-- Start of Given text --

# Given a triangle with a 112^circ angle. The adjusted sides to this angle are equal. Find their length, if A=80cm^2.

Non-right triangles and trigonometry
Given a triangle with a $$\displaystyle{112}^{\circ}$$ angle. The adjusted sides to this angle are equal. Find their length, if $$\displaystyle{A}={80}{c}{m}^{{2}}$$.

2021-02-04

Let each of the sides be S.

-- End of Given text --

◆ **Your instructions**: In the triangle problem, what area is given for the triangle?

-- Start of Material provided --

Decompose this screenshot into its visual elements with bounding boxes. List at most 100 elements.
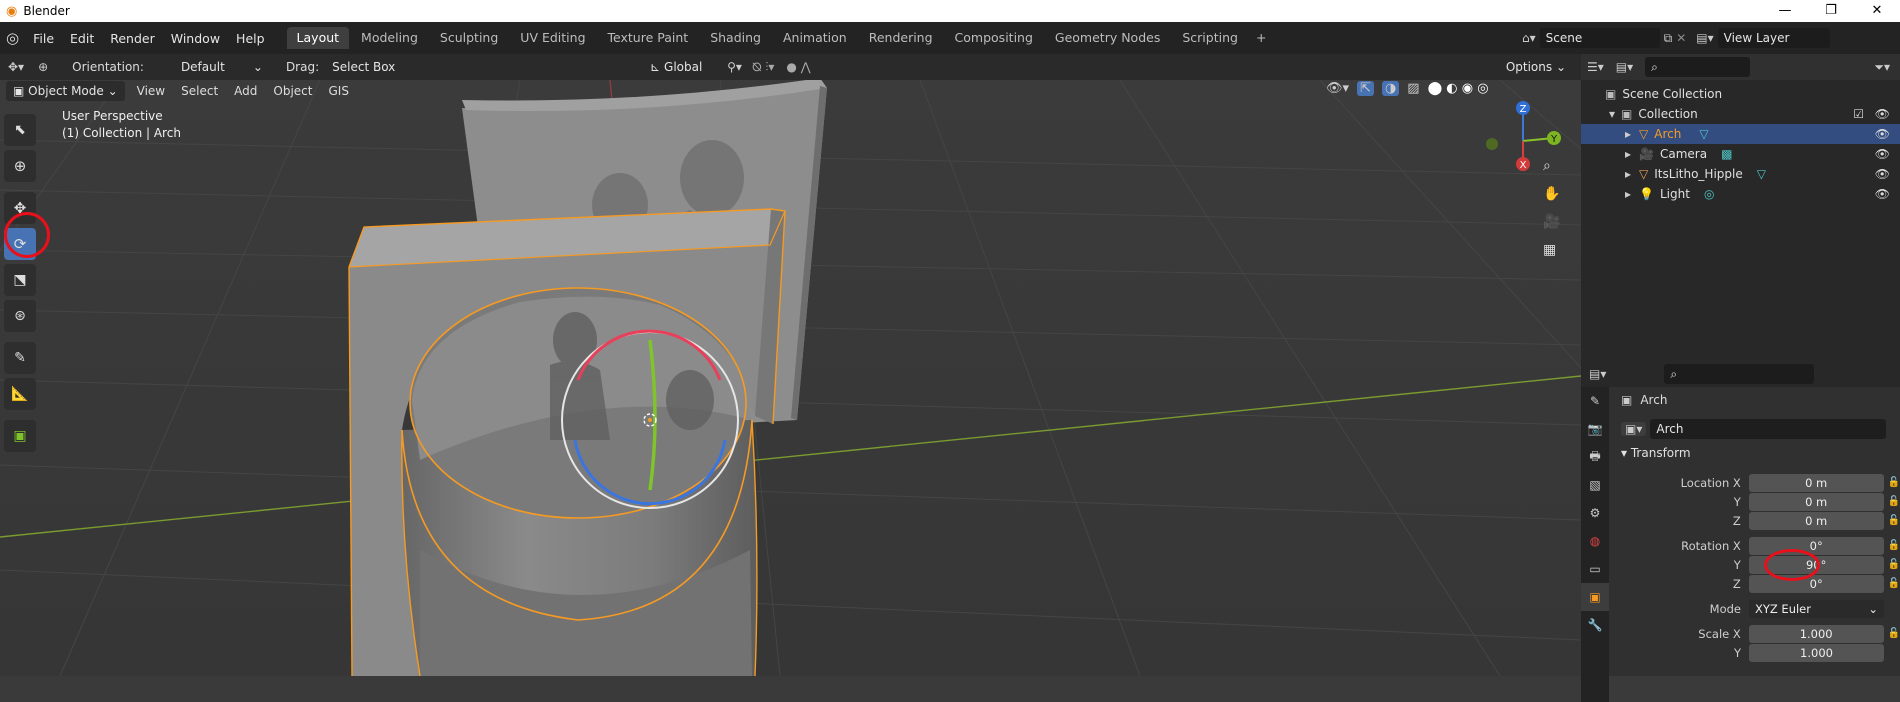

-- End of Material provided --

◆ **Response for this exercise**: 80 cm²